**The task**.
Below is a listing; reproduce each line of it exactly.

**Excerpted data**.
•••

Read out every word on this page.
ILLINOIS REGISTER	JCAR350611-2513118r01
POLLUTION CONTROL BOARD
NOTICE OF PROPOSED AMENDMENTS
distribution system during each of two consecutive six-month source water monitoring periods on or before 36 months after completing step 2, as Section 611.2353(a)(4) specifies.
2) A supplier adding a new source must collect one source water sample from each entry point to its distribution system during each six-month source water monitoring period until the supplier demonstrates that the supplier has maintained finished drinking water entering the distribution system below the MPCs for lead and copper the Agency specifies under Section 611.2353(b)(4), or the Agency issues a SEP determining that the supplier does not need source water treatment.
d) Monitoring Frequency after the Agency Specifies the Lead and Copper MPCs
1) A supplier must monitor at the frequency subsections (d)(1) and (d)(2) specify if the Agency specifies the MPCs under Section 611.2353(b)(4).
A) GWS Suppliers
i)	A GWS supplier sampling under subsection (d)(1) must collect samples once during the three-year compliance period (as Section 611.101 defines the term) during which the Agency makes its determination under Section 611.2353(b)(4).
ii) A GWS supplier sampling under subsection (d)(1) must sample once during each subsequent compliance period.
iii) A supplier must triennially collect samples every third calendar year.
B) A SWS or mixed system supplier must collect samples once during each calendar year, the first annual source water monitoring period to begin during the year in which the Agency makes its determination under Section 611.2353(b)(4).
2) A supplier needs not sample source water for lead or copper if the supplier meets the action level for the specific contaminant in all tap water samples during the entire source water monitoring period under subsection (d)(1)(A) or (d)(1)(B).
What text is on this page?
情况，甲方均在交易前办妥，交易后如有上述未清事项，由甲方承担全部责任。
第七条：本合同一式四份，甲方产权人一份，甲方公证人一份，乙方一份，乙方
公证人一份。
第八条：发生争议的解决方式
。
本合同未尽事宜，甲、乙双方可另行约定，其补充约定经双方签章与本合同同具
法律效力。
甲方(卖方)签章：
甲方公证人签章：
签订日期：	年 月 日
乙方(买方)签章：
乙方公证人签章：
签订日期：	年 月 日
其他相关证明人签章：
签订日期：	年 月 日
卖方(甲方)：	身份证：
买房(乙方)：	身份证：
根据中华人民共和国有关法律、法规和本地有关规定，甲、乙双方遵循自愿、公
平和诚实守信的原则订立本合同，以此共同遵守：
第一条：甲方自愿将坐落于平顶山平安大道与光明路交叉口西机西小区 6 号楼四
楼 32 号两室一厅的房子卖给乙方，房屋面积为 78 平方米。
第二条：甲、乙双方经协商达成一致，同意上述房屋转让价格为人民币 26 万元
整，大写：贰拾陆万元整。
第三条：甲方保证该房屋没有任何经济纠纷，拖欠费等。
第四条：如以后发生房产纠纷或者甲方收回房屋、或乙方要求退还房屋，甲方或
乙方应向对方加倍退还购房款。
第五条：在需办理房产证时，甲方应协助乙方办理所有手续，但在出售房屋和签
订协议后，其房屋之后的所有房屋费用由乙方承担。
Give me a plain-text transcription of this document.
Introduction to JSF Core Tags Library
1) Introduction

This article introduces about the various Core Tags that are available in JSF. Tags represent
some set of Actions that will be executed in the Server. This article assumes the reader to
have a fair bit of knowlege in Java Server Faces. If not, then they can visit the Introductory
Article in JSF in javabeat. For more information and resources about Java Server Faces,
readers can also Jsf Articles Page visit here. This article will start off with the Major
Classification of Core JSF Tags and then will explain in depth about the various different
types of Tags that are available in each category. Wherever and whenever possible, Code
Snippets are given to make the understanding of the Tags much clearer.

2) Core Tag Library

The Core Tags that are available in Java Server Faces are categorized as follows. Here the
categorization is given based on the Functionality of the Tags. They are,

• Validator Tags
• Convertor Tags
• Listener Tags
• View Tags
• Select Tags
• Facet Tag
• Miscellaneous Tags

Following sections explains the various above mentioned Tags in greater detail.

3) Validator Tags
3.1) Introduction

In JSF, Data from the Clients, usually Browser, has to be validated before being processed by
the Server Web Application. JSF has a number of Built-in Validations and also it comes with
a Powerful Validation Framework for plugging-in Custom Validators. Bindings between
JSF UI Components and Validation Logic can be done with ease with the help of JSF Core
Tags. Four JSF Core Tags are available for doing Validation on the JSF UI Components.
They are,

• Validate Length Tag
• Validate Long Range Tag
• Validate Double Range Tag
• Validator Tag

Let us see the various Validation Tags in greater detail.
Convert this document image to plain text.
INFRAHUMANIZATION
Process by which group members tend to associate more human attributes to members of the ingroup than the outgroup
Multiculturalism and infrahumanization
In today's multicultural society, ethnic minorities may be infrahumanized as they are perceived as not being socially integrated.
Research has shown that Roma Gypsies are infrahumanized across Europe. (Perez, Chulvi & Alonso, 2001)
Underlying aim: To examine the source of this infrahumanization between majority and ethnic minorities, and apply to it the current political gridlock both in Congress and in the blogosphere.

•••

**Correct output**.
Read out every word on this page.
ILLINOIS REGISTER	JCAR350611-2513118r01
POLLUTION CONTROL BOARD
NOTICE OF PROPOSED AMENDMENTS
distribution system during each of two consecutive six-month source water monitoring periods on or before 36 months after completing step 2, as Section 611.2353(a)(4) specifies.
2) A supplier adding a new source must collect one source water sample from each entry point to its distribution system during each six-month source water monitoring period until the supplier demonstrates that the supplier has maintained finished drinking water entering the distribution system below the MPCs for lead and copper the Agency specifies under Section 611.2353(b)(4), or the Agency issues a SEP determining that the supplier does not need source water treatment.
d) Monitoring Frequency after the Agency Specifies the Lead and Copper MPCs
1) A supplier must monitor at the frequency subsections (d)(1) and (d)(2) specify if the Agency specifies the MPCs under Section 611.2353(b)(4).
A) GWS Suppliers
i)	A GWS supplier sampling under subsection (d)(1) must collect samples once during the three-year compliance period (as Section 611.101 defines the term) during which the Agency makes its determination under Section 611.2353(b)(4).
ii) A GWS supplier sampling under subsection (d)(1) must sample once during each subsequent compliance period.
iii) A supplier must triennially collect samples every third calendar year.
B) A SWS or mixed system supplier must collect samples once during each calendar year, the first annual source water monitoring period to begin during the year in which the Agency makes its determination under Section 611.2353(b)(4).
2) A supplier needs not sample source water for lead or copper if the supplier meets the action level for the specific contaminant in all tap water samples during the entire source water monitoring period under subsection (d)(1)(A) or (d)(1)(B).
What text is on this page?
情况，甲方均在交易前办妥，交易后如有上述未清事项，由甲方承担全部责任。
第七条：本合同一式四份，甲方产权人一份，甲方公证人一份，乙方一份，乙方
公证人一份。
第八条：发生争议的解决方式
。
本合同未尽事宜，甲、乙双方可另行约定，其补充约定经双方签章与本合同同具
法律效力。
甲方(卖方)签章：
甲方公证人签章：
签订日期：	年 月 日
乙方(买方)签章：
乙方公证人签章：
签订日期：	年 月 日
其他相关证明人签章：
签订日期：	年 月 日
卖方(甲方)：	身份证：
买房(乙方)：	身份证：
根据中华人民共和国有关法律、法规和本地有关规定，甲、乙双方遵循自愿、公
平和诚实守信的原则订立本合同，以此共同遵守：
第一条：甲方自愿将坐落于平顶山平安大道与光明路交叉口西机西小区 6 号楼四
楼 32 号两室一厅的房子卖给乙方，房屋面积为 78 平方米。
第二条：甲、乙双方经协商达成一致，同意上述房屋转让价格为人民币 26 万元
整，大写：贰拾陆万元整。
第三条：甲方保证该房屋没有任何经济纠纷，拖欠费等。
第四条：如以后发生房产纠纷或者甲方收回房屋、或乙方要求退还房屋，甲方或
乙方应向对方加倍退还购房款。
第五条：在需办理房产证时，甲方应协助乙方办理所有手续，但在出售房屋和签
订协议后，其房屋之后的所有房屋费用由乙方承担。
Give me a plain-text transcription of this document.
Introduction to JSF Core Tags Library
1) Introduction

This article introduces about the various Core Tags that are available in JSF. Tags represent
some set of Actions that will be executed in the Server. This article assumes the reader to
have a fair bit of knowlege in Java Server Faces. If not, then they can visit the Introductory
Article in JSF in javabeat. For more information and resources about Java Server Faces,
readers can also Jsf Articles Page visit here. This article will start off with the Major
Classification of Core JSF Tags and then will explain in depth about the various different
types of Tags that are available in each category. Wherever and whenever possible, Code
Snippets are given to make the understanding of the Tags much clearer.

2) Core Tag Library

The Core Tags that are available in Java Server Faces are categorized as follows. Here the
categorization is given based on the Functionality of the Tags. They are,

• Validator Tags
• Convertor Tags
• Listener Tags
• View Tags
• Select Tags
• Facet Tag
• Miscellaneous Tags

Following sections explains the various above mentioned Tags in greater detail.

3) Validator Tags
3.1) Introduction

In JSF, Data from the Clients, usually Browser, has to be validated before being processed by
the Server Web Application. JSF has a number of Built-in Validations and also it comes with
a Powerful Validation Framework for plugging-in Custom Validators. Bindings between
JSF UI Components and Validation Logic can be done with ease with the help of JSF Core
Tags. Four JSF Core Tags are available for doing Validation on the JSF UI Components.
They are,

• Validate Length Tag
• Validate Long Range Tag
• Validate Double Range Tag
• Validator Tag

Let us see the various Validation Tags in greater detail.
Convert this document image to plain text.
INFRAHUMANIZATION
Process by which group members tend to associate more human attributes to members of the ingroup than the outgroup
Multiculturalism and infrahumanization
In today's multicultural society, ethnic minorities may be infrahumanized as they are perceived as not being socially integrated.
Research has shown that Roma Gypsies are infrahumanized across Europe. (Perez, Chulvi & Alonso, 2001)
Underlying aim: To examine the source of this infrahumanization between majority and ethnic minorities, and apply to it the current political gridlock both in Congress and in the blogosphere.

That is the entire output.